Go through the entries below and write each one out exactly.

-=-=-

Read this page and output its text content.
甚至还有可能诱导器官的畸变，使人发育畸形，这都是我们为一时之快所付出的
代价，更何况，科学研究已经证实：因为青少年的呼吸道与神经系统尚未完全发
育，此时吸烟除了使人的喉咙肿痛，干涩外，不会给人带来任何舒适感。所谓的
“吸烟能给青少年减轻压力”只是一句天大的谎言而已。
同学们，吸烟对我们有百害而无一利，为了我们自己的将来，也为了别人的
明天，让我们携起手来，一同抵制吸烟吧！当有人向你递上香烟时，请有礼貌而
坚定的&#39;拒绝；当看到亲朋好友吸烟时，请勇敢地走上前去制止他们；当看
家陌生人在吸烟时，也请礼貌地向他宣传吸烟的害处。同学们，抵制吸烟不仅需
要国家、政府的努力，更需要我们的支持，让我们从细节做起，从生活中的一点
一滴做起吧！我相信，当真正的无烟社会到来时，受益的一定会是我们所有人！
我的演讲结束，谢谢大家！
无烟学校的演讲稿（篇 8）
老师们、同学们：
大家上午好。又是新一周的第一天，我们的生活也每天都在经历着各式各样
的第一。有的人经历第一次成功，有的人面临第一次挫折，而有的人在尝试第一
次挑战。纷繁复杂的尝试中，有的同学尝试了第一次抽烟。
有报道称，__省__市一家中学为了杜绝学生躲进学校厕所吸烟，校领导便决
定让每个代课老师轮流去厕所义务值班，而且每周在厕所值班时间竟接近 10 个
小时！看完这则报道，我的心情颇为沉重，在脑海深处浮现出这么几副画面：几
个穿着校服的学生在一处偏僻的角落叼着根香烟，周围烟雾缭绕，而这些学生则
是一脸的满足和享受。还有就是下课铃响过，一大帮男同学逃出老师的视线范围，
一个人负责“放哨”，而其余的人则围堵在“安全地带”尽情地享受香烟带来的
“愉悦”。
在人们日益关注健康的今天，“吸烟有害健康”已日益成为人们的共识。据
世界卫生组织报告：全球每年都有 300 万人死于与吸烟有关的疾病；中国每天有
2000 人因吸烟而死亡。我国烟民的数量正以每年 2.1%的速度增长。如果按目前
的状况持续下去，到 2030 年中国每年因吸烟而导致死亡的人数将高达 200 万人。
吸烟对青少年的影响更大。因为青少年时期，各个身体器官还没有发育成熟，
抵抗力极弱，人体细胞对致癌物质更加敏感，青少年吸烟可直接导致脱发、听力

-=-=-

The completed task:
Read this page and output its text content.
甚至还有可能诱导器官的畸变，使人发育畸形，这都是我们为一时之快所付出的
代价，更何况，科学研究已经证实：因为青少年的呼吸道与神经系统尚未完全发
育，此时吸烟除了使人的喉咙肿痛，干涩外，不会给人带来任何舒适感。所谓的
“吸烟能给青少年减轻压力”只是一句天大的谎言而已。
同学们，吸烟对我们有百害而无一利，为了我们自己的将来，也为了别人的
明天，让我们携起手来，一同抵制吸烟吧！当有人向你递上香烟时，请有礼貌而
坚定的&#39;拒绝；当看到亲朋好友吸烟时，请勇敢地走上前去制止他们；当看
家陌生人在吸烟时，也请礼貌地向他宣传吸烟的害处。同学们，抵制吸烟不仅需
要国家、政府的努力，更需要我们的支持，让我们从细节做起，从生活中的一点
一滴做起吧！我相信，当真正的无烟社会到来时，受益的一定会是我们所有人！
我的演讲结束，谢谢大家！
无烟学校的演讲稿（篇 8）
老师们、同学们：
大家上午好。又是新一周的第一天，我们的生活也每天都在经历着各式各样
的第一。有的人经历第一次成功，有的人面临第一次挫折，而有的人在尝试第一
次挑战。纷繁复杂的尝试中，有的同学尝试了第一次抽烟。
有报道称，__省__市一家中学为了杜绝学生躲进学校厕所吸烟，校领导便决
定让每个代课老师轮流去厕所义务值班，而且每周在厕所值班时间竟接近 10 个
小时！看完这则报道，我的心情颇为沉重，在脑海深处浮现出这么几副画面：几
个穿着校服的学生在一处偏僻的角落叼着根香烟，周围烟雾缭绕，而这些学生则
是一脸的满足和享受。还有就是下课铃响过，一大帮男同学逃出老师的视线范围，
一个人负责“放哨”，而其余的人则围堵在“安全地带”尽情地享受香烟带来的
“愉悦”。
在人们日益关注健康的今天，“吸烟有害健康”已日益成为人们的共识。据
世界卫生组织报告：全球每年都有 300 万人死于与吸烟有关的疾病；中国每天有
2000 人因吸烟而死亡。我国烟民的数量正以每年 2.1%的速度增长。如果按目前
的状况持续下去，到 2030 年中国每年因吸烟而导致死亡的人数将高达 200 万人。
吸烟对青少年的影响更大。因为青少年时期，各个身体器官还没有发育成熟，
抵抗力极弱，人体细胞对致癌物质更加敏感，青少年吸烟可直接导致脱发、听力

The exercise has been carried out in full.